Copy out every line containing the word "name".
-- Start Data rows --
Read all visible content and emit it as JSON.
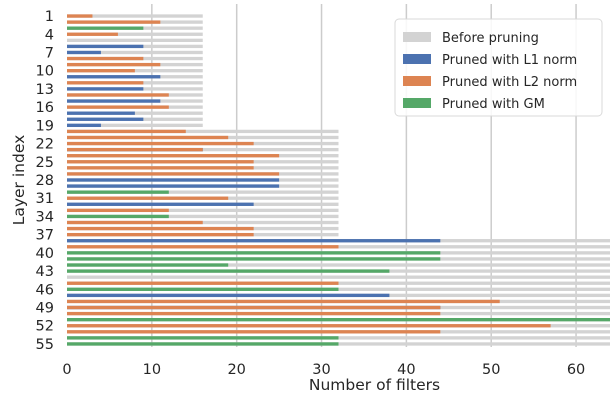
{
  "chart_data": {
    "type": "bar",
    "orientation": "horizontal",
    "xlabel": "Number of filters",
    "ylabel": "Layer index",
    "xlim": [
      0,
      64
    ],
    "xticks": [
      0,
      10,
      20,
      30,
      40,
      50,
      60
    ],
    "ytick_labels": [
      "1",
      "4",
      "7",
      "10",
      "13",
      "16",
      "19",
      "22",
      "25",
      "28",
      "31",
      "34",
      "37",
      "40",
      "43",
      "46",
      "49",
      "52",
      "55"
    ],
    "ytick_layers": [
      1,
      4,
      7,
      10,
      13,
      16,
      19,
      22,
      25,
      28,
      31,
      34,
      37,
      40,
      43,
      46,
      49,
      52,
      55
    ],
    "grid": "vertical",
    "legend_position": "top-right",
    "layers": [
      1,
      2,
      3,
      4,
      5,
      6,
      7,
      8,
      9,
      10,
      11,
      12,
      13,
      14,
      15,
      16,
      17,
      18,
      19,
      20,
      21,
      22,
      23,
      24,
      25,
      26,
      27,
      28,
      29,
      30,
      31,
      32,
      33,
      34,
      35,
      36,
      37,
      38,
      39,
      40,
      41,
      42,
      43,
      44,
      45,
      46,
      47,
      48,
      49,
      50,
      51,
      52,
      53,
      54,
      55
    ],
    "series": [
      {
        "name": "Before pruning",
        "color": "#d3d3d3",
        "values": [
          16,
          16,
          16,
          16,
          16,
          16,
          16,
          16,
          16,
          16,
          16,
          16,
          16,
          16,
          16,
          16,
          16,
          16,
          16,
          32,
          32,
          32,
          32,
          32,
          32,
          32,
          32,
          32,
          32,
          32,
          32,
          32,
          32,
          32,
          32,
          32,
          32,
          64,
          64,
          64,
          64,
          64,
          64,
          64,
          64,
          64,
          64,
          64,
          64,
          64,
          64,
          64,
          64,
          64,
          64
        ]
      },
      {
        "name": "Pruned with L1 norm",
        "color": "#4c72b0",
        "values": [
          0,
          0,
          0,
          0,
          0,
          9,
          4,
          0,
          0,
          0,
          11,
          0,
          9,
          0,
          11,
          0,
          8,
          9,
          4,
          0,
          0,
          0,
          16,
          0,
          0,
          0,
          0,
          25,
          25,
          0,
          0,
          22,
          0,
          0,
          0,
          0,
          0,
          44,
          0,
          0,
          0,
          0,
          0,
          0,
          0,
          0,
          38,
          0,
          44,
          0,
          0,
          0,
          0,
          0,
          0
        ]
      },
      {
        "name": "Pruned with L2 norm",
        "color": "#dd8452",
        "values": [
          3,
          11,
          0,
          6,
          0,
          0,
          0,
          9,
          11,
          8,
          0,
          9,
          0,
          12,
          0,
          12,
          0,
          0,
          0,
          14,
          19,
          22,
          16,
          25,
          22,
          22,
          25,
          0,
          0,
          0,
          19,
          0,
          12,
          0,
          16,
          22,
          22,
          0,
          32,
          0,
          0,
          0,
          0,
          0,
          32,
          0,
          0,
          51,
          44,
          44,
          0,
          57,
          44,
          0,
          0
        ]
      },
      {
        "name": "Pruned with GM",
        "color": "#55a868",
        "values": [
          0,
          0,
          9,
          0,
          0,
          0,
          0,
          0,
          0,
          0,
          0,
          0,
          0,
          0,
          0,
          0,
          0,
          0,
          0,
          0,
          0,
          0,
          0,
          0,
          0,
          0,
          0,
          0,
          0,
          12,
          0,
          0,
          0,
          12,
          0,
          0,
          0,
          0,
          0,
          44,
          44,
          19,
          38,
          0,
          0,
          32,
          0,
          0,
          0,
          0,
          64,
          0,
          0,
          32,
          32
        ]
      }
    ]
  }
}
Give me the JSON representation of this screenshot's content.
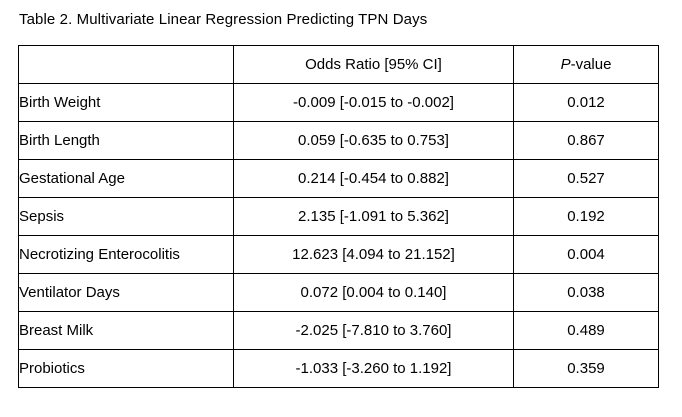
-- End Data rows --
_Complete output_:
        "name": "Before pruning",
        "name": "Pruned with L1 norm",
        "name": "Pruned with L2 norm",
        "name": "Pruned with GM",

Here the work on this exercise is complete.